* _EXERCISE GOAL_
Print all entries precisely as they are written.

## start

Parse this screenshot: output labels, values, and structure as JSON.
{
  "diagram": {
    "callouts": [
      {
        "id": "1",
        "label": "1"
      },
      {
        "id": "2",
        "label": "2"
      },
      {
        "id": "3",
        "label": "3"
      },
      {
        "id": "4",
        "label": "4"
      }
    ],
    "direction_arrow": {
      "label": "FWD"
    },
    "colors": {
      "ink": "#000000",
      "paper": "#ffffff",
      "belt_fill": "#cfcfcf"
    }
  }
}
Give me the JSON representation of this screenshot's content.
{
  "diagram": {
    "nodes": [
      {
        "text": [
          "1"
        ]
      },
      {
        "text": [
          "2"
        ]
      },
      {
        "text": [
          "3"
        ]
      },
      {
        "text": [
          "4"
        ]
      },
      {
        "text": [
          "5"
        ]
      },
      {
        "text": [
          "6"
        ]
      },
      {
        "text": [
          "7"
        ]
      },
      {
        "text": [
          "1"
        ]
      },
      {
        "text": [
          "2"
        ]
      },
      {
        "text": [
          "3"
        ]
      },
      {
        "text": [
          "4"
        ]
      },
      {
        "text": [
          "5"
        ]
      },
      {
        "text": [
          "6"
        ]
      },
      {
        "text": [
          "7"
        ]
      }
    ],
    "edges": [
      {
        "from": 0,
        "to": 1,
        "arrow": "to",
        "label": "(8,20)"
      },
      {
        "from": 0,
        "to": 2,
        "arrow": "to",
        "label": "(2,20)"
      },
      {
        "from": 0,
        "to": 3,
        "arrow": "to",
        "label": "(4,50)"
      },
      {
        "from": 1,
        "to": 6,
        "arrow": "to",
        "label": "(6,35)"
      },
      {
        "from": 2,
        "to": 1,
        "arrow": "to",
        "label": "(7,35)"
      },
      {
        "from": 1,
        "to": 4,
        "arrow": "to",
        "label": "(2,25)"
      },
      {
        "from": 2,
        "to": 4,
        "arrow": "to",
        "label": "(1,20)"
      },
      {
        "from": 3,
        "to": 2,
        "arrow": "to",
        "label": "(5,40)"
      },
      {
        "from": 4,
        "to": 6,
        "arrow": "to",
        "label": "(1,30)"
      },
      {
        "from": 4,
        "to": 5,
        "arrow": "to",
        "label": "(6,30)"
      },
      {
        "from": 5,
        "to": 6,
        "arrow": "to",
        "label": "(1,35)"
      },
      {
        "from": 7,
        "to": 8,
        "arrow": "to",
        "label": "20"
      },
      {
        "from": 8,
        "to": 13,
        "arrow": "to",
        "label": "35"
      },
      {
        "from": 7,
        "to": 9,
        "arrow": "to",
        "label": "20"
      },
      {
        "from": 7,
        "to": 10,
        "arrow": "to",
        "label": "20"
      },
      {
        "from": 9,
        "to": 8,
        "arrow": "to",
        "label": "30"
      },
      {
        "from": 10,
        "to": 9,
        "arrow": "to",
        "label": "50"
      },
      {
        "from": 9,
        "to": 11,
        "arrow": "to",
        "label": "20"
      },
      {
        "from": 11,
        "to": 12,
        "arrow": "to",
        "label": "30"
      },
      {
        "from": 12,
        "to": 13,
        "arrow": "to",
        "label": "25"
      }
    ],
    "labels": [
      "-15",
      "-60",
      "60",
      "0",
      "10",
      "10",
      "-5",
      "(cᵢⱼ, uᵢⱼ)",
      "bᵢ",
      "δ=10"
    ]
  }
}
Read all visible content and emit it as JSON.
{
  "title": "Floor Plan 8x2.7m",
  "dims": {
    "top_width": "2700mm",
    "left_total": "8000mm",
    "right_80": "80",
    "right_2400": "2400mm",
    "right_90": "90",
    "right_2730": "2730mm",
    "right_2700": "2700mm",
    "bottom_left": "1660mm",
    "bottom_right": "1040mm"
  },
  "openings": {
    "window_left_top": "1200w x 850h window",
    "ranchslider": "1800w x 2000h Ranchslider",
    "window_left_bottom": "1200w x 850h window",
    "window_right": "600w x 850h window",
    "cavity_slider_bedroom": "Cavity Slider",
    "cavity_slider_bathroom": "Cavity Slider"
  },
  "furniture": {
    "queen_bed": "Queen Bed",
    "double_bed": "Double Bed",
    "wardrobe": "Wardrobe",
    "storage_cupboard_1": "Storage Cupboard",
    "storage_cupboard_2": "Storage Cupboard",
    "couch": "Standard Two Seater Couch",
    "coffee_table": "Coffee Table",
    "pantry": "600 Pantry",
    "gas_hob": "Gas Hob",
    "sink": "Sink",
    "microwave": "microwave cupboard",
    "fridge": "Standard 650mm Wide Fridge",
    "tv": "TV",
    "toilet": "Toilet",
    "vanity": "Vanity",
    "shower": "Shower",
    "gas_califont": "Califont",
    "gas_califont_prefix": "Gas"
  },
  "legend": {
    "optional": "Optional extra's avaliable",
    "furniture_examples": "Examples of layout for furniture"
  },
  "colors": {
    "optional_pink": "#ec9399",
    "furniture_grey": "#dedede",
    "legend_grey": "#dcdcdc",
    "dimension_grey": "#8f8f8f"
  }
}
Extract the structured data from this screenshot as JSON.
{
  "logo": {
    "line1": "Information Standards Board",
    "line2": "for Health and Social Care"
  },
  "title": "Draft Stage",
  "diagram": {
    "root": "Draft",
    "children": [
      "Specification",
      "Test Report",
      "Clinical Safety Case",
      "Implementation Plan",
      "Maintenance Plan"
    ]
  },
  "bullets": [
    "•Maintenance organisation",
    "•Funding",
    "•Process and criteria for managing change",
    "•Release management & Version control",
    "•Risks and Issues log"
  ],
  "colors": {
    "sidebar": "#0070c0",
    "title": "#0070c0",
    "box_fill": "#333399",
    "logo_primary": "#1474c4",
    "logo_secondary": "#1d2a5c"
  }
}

## end

* _RESPONSE TO THIS EXERCISE_
Parse this screenshot: output labels, values, and structure as JSON.
{
  "diagram": {
    "callouts": [
      {
        "id": "1",
        "label": "1"
      },
      {
        "id": "2",
        "label": "2"
      },
      {
        "id": "3",
        "label": "3"
      },
      {
        "id": "4",
        "label": "4"
      }
    ],
    "direction_arrow": {
      "label": "FWD"
    },
    "colors": {
      "ink": "#000000",
      "paper": "#ffffff",
      "belt_fill": "#cfcfcf"
    }
  }
}
Give me the JSON representation of this screenshot's content.
{
  "diagram": {
    "nodes": [
      {
        "text": [
          "1"
        ]
      },
      {
        "text": [
          "2"
        ]
      },
      {
        "text": [
          "3"
        ]
      },
      {
        "text": [
          "4"
        ]
      },
      {
        "text": [
          "5"
        ]
      },
      {
        "text": [
          "6"
        ]
      },
      {
        "text": [
          "7"
        ]
      },
      {
        "text": [
          "1"
        ]
      },
      {
        "text": [
          "2"
        ]
      },
      {
        "text": [
          "3"
        ]
      },
      {
        "text": [
          "4"
        ]
      },
      {
        "text": [
          "5"
        ]
      },
      {
        "text": [
          "6"
        ]
      },
      {
        "text": [
          "7"
        ]
      }
    ],
    "edges": [
      {
        "from": 0,
        "to": 1,
        "arrow": "to",
        "label": "(8,20)"
      },
      {
        "from": 0,
        "to": 2,
        "arrow": "to",
        "label": "(2,20)"
      },
      {
        "from": 0,
        "to": 3,
        "arrow": "to",
        "label": "(4,50)"
      },
      {
        "from": 1,
        "to": 6,
        "arrow": "to",
        "label": "(6,35)"
      },
      {
        "from": 2,
        "to": 1,
        "arrow": "to",
        "label": "(7,35)"
      },
      {
        "from": 1,
        "to": 4,
        "arrow": "to",
        "label": "(2,25)"
      },
      {
        "from": 2,
        "to": 4,
        "arrow": "to",
        "label": "(1,20)"
      },
      {
        "from": 3,
        "to": 2,
        "arrow": "to",
        "label": "(5,40)"
      },
      {
        "from": 4,
        "to": 6,
        "arrow": "to",
        "label": "(1,30)"
      },
      {
        "from": 4,
        "to": 5,
        "arrow": "to",
        "label": "(6,30)"
      },
      {
        "from": 5,
        "to": 6,
        "arrow": "to",
        "label": "(1,35)"
      },
      {
        "from": 7,
        "to": 8,
        "arrow": "to",
        "label": "20"
      },
      {
        "from": 8,
        "to": 13,
        "arrow": "to",
        "label": "35"
      },
      {
        "from": 7,
        "to": 9,
        "arrow": "to",
        "label": "20"
      },
      {
        "from": 7,
        "to": 10,
        "arrow": "to",
        "label": "20"
      },
      {
        "from": 9,
        "to": 8,
        "arrow": "to",
        "label": "30"
      },
      {
        "from": 10,
        "to": 9,
        "arrow": "to",
        "label": "50"
      },
      {
        "from": 9,
        "to": 11,
        "arrow": "to",
        "label": "20"
      },
      {
        "from": 11,
        "to": 12,
        "arrow": "to",
        "label": "30"
      },
      {
        "from": 12,
        "to": 13,
        "arrow": "to",
        "label": "25"
      }
    ],
    "labels": [
      "-15",
      "-60",
      "60",
      "0",
      "10",
      "10",
      "-5",
      "(cᵢⱼ, uᵢⱼ)",
      "bᵢ",
      "δ=10"
    ]
  }
}
Read all visible content and emit it as JSON.
{
  "title": "Floor Plan 8x2.7m",
  "dims": {
    "top_width": "2700mm",
    "left_total": "8000mm",
    "right_80": "80",
    "right_2400": "2400mm",
    "right_90": "90",
    "right_2730": "2730mm",
    "right_2700": "2700mm",
    "bottom_left": "1660mm",
    "bottom_right": "1040mm"
  },
  "openings": {
    "window_left_top": "1200w x 850h window",
    "ranchslider": "1800w x 2000h Ranchslider",
    "window_left_bottom": "1200w x 850h window",
    "window_right": "600w x 850h window",
    "cavity_slider_bedroom": "Cavity Slider",
    "cavity_slider_bathroom": "Cavity Slider"
  },
  "furniture": {
    "queen_bed": "Queen Bed",
    "double_bed": "Double Bed",
    "wardrobe": "Wardrobe",
    "storage_cupboard_1": "Storage Cupboard",
    "storage_cupboard_2": "Storage Cupboard",
    "couch": "Standard Two Seater Couch",
    "coffee_table": "Coffee Table",
    "pantry": "600 Pantry",
    "gas_hob": "Gas Hob",
    "sink": "Sink",
    "microwave": "microwave cupboard",
    "fridge": "Standard 650mm Wide Fridge",
    "tv": "TV",
    "toilet": "Toilet",
    "vanity": "Vanity",
    "shower": "Shower",
    "gas_califont": "Califont",
    "gas_califont_prefix": "Gas"
  },
  "legend": {
    "optional": "Optional extra's avaliable",
    "furniture_examples": "Examples of layout for furniture"
  },
  "colors": {
    "optional_pink": "#ec9399",
    "furniture_grey": "#dedede",
    "legend_grey": "#dcdcdc",
    "dimension_grey": "#8f8f8f"
  }
}
Extract the structured data from this screenshot as JSON.
{
  "logo": {
    "line1": "Information Standards Board",
    "line2": "for Health and Social Care"
  },
  "title": "Draft Stage",
  "diagram": {
    "root": "Draft",
    "children": [
      "Specification",
      "Test Report",
      "Clinical Safety Case",
      "Implementation Plan",
      "Maintenance Plan"
    ]
  },
  "bullets": [
    "•Maintenance organisation",
    "•Funding",
    "•Process and criteria for managing change",
    "•Release management & Version control",
    "•Risks and Issues log"
  ],
  "colors": {
    "sidebar": "#0070c0",
    "title": "#0070c0",
    "box_fill": "#333399",
    "logo_primary": "#1474c4",
    "logo_secondary": "#1d2a5c"
  }
}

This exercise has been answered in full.